**What is asked**
Read the data and repeat all of it exactly.

□ □ □ □

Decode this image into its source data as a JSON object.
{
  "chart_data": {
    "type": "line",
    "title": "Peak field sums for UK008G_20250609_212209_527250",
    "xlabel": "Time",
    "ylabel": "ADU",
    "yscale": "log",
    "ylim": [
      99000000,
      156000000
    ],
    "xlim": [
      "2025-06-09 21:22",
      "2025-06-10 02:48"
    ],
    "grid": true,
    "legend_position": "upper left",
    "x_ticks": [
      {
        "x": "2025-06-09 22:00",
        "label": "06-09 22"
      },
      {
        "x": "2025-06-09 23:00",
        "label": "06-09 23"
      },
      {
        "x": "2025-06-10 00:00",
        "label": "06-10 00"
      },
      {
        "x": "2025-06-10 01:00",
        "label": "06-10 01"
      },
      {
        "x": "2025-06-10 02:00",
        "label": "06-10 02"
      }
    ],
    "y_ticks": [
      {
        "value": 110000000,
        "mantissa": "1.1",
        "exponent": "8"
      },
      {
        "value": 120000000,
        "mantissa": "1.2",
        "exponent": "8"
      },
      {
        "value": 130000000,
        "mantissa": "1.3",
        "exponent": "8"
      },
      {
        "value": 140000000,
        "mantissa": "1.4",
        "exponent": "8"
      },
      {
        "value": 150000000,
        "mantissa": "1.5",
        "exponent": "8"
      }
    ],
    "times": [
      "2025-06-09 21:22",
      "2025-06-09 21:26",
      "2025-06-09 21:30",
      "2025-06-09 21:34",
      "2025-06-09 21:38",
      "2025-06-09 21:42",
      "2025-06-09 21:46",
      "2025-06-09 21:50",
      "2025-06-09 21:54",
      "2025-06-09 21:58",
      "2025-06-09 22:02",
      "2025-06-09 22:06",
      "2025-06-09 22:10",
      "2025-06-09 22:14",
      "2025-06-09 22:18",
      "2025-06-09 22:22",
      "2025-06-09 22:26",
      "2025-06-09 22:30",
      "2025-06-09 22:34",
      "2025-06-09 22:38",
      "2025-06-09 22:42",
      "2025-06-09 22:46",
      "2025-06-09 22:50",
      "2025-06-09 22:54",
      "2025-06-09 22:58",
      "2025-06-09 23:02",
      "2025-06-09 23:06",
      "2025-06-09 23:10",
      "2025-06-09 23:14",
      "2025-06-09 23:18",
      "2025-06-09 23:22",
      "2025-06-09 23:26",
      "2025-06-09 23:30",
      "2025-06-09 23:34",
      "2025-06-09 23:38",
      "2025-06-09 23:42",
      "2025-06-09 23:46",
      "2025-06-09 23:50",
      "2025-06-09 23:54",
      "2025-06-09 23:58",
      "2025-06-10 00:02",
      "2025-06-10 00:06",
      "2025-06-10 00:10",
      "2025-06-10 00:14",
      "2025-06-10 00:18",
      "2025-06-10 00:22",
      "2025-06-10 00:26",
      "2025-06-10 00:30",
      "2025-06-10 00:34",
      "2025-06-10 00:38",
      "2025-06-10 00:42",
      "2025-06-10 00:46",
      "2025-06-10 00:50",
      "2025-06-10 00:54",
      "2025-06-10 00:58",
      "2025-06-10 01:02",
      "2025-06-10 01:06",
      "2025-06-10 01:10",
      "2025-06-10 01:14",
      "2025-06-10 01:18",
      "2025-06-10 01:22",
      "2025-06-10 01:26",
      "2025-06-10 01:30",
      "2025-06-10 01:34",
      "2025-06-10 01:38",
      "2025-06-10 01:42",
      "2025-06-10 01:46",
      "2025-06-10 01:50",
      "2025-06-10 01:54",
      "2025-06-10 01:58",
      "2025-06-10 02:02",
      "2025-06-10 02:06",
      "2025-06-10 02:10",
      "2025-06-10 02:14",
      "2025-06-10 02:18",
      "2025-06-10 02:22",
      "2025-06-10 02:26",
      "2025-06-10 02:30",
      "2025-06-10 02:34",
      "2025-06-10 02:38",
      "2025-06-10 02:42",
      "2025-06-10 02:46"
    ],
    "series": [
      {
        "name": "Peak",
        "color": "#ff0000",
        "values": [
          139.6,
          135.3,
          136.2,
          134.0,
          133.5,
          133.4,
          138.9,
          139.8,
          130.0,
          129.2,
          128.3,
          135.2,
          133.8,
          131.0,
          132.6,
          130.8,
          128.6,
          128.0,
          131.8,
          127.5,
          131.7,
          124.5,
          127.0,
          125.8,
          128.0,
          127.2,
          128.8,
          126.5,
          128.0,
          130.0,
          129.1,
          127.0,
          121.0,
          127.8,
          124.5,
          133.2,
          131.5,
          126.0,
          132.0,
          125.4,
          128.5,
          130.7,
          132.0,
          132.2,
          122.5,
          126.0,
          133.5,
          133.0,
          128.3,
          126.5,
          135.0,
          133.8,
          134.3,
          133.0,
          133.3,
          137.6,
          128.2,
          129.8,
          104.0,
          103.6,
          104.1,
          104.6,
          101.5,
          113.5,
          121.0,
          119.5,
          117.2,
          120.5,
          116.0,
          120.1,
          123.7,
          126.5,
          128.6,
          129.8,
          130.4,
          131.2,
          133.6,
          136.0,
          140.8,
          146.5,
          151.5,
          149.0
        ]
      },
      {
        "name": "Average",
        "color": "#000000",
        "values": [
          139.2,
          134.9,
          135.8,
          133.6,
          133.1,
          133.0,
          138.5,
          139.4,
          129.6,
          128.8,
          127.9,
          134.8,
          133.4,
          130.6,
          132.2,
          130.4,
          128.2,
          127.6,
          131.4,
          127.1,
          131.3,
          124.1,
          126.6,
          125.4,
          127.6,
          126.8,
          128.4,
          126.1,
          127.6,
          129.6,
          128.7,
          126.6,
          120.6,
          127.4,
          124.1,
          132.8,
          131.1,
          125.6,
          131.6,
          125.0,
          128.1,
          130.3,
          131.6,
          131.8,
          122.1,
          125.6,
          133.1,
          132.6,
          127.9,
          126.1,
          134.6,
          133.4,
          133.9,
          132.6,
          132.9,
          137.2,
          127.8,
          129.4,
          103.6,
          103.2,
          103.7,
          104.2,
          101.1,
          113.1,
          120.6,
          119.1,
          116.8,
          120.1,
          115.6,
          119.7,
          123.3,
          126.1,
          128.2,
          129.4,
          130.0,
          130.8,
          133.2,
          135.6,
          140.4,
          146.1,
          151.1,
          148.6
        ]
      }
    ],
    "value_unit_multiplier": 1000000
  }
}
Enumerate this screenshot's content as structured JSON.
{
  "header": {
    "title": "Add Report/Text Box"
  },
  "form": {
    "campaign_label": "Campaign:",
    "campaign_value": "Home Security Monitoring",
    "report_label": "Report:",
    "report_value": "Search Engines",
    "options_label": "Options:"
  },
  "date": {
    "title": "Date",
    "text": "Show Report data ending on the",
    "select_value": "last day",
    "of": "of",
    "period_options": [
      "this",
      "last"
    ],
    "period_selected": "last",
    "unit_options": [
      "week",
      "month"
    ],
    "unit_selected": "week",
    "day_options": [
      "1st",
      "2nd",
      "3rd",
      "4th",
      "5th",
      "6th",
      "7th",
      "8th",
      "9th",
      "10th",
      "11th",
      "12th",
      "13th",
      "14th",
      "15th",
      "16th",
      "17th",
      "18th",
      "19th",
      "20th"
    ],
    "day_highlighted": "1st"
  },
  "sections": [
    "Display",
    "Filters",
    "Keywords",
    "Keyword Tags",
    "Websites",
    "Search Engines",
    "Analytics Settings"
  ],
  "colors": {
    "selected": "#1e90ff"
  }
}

□ □ □ □

**Problem solution**
Decode this image into its source data as a JSON object.
{
  "chart_data": {
    "type": "line",
    "title": "Peak field sums for UK008G_20250609_212209_527250",
    "xlabel": "Time",
    "ylabel": "ADU",
    "yscale": "log",
    "ylim": [
      99000000,
      156000000
    ],
    "xlim": [
      "2025-06-09 21:22",
      "2025-06-10 02:48"
    ],
    "grid": true,
    "legend_position": "upper left",
    "x_ticks": [
      {
        "x": "2025-06-09 22:00",
        "label": "06-09 22"
      },
      {
        "x": "2025-06-09 23:00",
        "label": "06-09 23"
      },
      {
        "x": "2025-06-10 00:00",
        "label": "06-10 00"
      },
      {
        "x": "2025-06-10 01:00",
        "label": "06-10 01"
      },
      {
        "x": "2025-06-10 02:00",
        "label": "06-10 02"
      }
    ],
    "y_ticks": [
      {
        "value": 110000000,
        "mantissa": "1.1",
        "exponent": "8"
      },
      {
        "value": 120000000,
        "mantissa": "1.2",
        "exponent": "8"
      },
      {
        "value": 130000000,
        "mantissa": "1.3",
        "exponent": "8"
      },
      {
        "value": 140000000,
        "mantissa": "1.4",
        "exponent": "8"
      },
      {
        "value": 150000000,
        "mantissa": "1.5",
        "exponent": "8"
      }
    ],
    "times": [
      "2025-06-09 21:22",
      "2025-06-09 21:26",
      "2025-06-09 21:30",
      "2025-06-09 21:34",
      "2025-06-09 21:38",
      "2025-06-09 21:42",
      "2025-06-09 21:46",
      "2025-06-09 21:50",
      "2025-06-09 21:54",
      "2025-06-09 21:58",
      "2025-06-09 22:02",
      "2025-06-09 22:06",
      "2025-06-09 22:10",
      "2025-06-09 22:14",
      "2025-06-09 22:18",
      "2025-06-09 22:22",
      "2025-06-09 22:26",
      "2025-06-09 22:30",
      "2025-06-09 22:34",
      "2025-06-09 22:38",
      "2025-06-09 22:42",
      "2025-06-09 22:46",
      "2025-06-09 22:50",
      "2025-06-09 22:54",
      "2025-06-09 22:58",
      "2025-06-09 23:02",
      "2025-06-09 23:06",
      "2025-06-09 23:10",
      "2025-06-09 23:14",
      "2025-06-09 23:18",
      "2025-06-09 23:22",
      "2025-06-09 23:26",
      "2025-06-09 23:30",
      "2025-06-09 23:34",
      "2025-06-09 23:38",
      "2025-06-09 23:42",
      "2025-06-09 23:46",
      "2025-06-09 23:50",
      "2025-06-09 23:54",
      "2025-06-09 23:58",
      "2025-06-10 00:02",
      "2025-06-10 00:06",
      "2025-06-10 00:10",
      "2025-06-10 00:14",
      "2025-06-10 00:18",
      "2025-06-10 00:22",
      "2025-06-10 00:26",
      "2025-06-10 00:30",
      "2025-06-10 00:34",
      "2025-06-10 00:38",
      "2025-06-10 00:42",
      "2025-06-10 00:46",
      "2025-06-10 00:50",
      "2025-06-10 00:54",
      "2025-06-10 00:58",
      "2025-06-10 01:02",
      "2025-06-10 01:06",
      "2025-06-10 01:10",
      "2025-06-10 01:14",
      "2025-06-10 01:18",
      "2025-06-10 01:22",
      "2025-06-10 01:26",
      "2025-06-10 01:30",
      "2025-06-10 01:34",
      "2025-06-10 01:38",
      "2025-06-10 01:42",
      "2025-06-10 01:46",
      "2025-06-10 01:50",
      "2025-06-10 01:54",
      "2025-06-10 01:58",
      "2025-06-10 02:02",
      "2025-06-10 02:06",
      "2025-06-10 02:10",
      "2025-06-10 02:14",
      "2025-06-10 02:18",
      "2025-06-10 02:22",
      "2025-06-10 02:26",
      "2025-06-10 02:30",
      "2025-06-10 02:34",
      "2025-06-10 02:38",
      "2025-06-10 02:42",
      "2025-06-10 02:46"
    ],
    "series": [
      {
        "name": "Peak",
        "color": "#ff0000",
        "values": [
          139.6,
          135.3,
          136.2,
          134.0,
          133.5,
          133.4,
          138.9,
          139.8,
          130.0,
          129.2,
          128.3,
          135.2,
          133.8,
          131.0,
          132.6,
          130.8,
          128.6,
          128.0,
          131.8,
          127.5,
          131.7,
          124.5,
          127.0,
          125.8,
          128.0,
          127.2,
          128.8,
          126.5,
          128.0,
          130.0,
          129.1,
          127.0,
          121.0,
          127.8,
          124.5,
          133.2,
          131.5,
          126.0,
          132.0,
          125.4,
          128.5,
          130.7,
          132.0,
          132.2,
          122.5,
          126.0,
          133.5,
          133.0,
          128.3,
          126.5,
          135.0,
          133.8,
          134.3,
          133.0,
          133.3,
          137.6,
          128.2,
          129.8,
          104.0,
          103.6,
          104.1,
          104.6,
          101.5,
          113.5,
          121.0,
          119.5,
          117.2,
          120.5,
          116.0,
          120.1,
          123.7,
          126.5,
          128.6,
          129.8,
          130.4,
          131.2,
          133.6,
          136.0,
          140.8,
          146.5,
          151.5,
          149.0
        ]
      },
      {
        "name": "Average",
        "color": "#000000",
        "values": [
          139.2,
          134.9,
          135.8,
          133.6,
          133.1,
          133.0,
          138.5,
          139.4,
          129.6,
          128.8,
          127.9,
          134.8,
          133.4,
          130.6,
          132.2,
          130.4,
          128.2,
          127.6,
          131.4,
          127.1,
          131.3,
          124.1,
          126.6,
          125.4,
          127.6,
          126.8,
          128.4,
          126.1,
          127.6,
          129.6,
          128.7,
          126.6,
          120.6,
          127.4,
          124.1,
          132.8,
          131.1,
          125.6,
          131.6,
          125.0,
          128.1,
          130.3,
          131.6,
          131.8,
          122.1,
          125.6,
          133.1,
          132.6,
          127.9,
          126.1,
          134.6,
          133.4,
          133.9,
          132.6,
          132.9,
          137.2,
          127.8,
          129.4,
          103.6,
          103.2,
          103.7,
          104.2,
          101.1,
          113.1,
          120.6,
          119.1,
          116.8,
          120.1,
          115.6,
          119.7,
          123.3,
          126.1,
          128.2,
          129.4,
          130.0,
          130.8,
          133.2,
          135.6,
          140.4,
          146.1,
          151.1,
          148.6
        ]
      }
    ],
    "value_unit_multiplier": 1000000
  }
}
Enumerate this screenshot's content as structured JSON.
{
  "header": {
    "title": "Add Report/Text Box"
  },
  "form": {
    "campaign_label": "Campaign:",
    "campaign_value": "Home Security Monitoring",
    "report_label": "Report:",
    "report_value": "Search Engines",
    "options_label": "Options:"
  },
  "date": {
    "title": "Date",
    "text": "Show Report data ending on the",
    "select_value": "last day",
    "of": "of",
    "period_options": [
      "this",
      "last"
    ],
    "period_selected": "last",
    "unit_options": [
      "week",
      "month"
    ],
    "unit_selected": "week",
    "day_options": [
      "1st",
      "2nd",
      "3rd",
      "4th",
      "5th",
      "6th",
      "7th",
      "8th",
      "9th",
      "10th",
      "11th",
      "12th",
      "13th",
      "14th",
      "15th",
      "16th",
      "17th",
      "18th",
      "19th",
      "20th"
    ],
    "day_highlighted": "1st"
  },
  "sections": [
    "Display",
    "Filters",
    "Keywords",
    "Keyword Tags",
    "Websites",
    "Search Engines",
    "Analytics Settings"
  ],
  "colors": {
    "selected": "#1e90ff"
  }
}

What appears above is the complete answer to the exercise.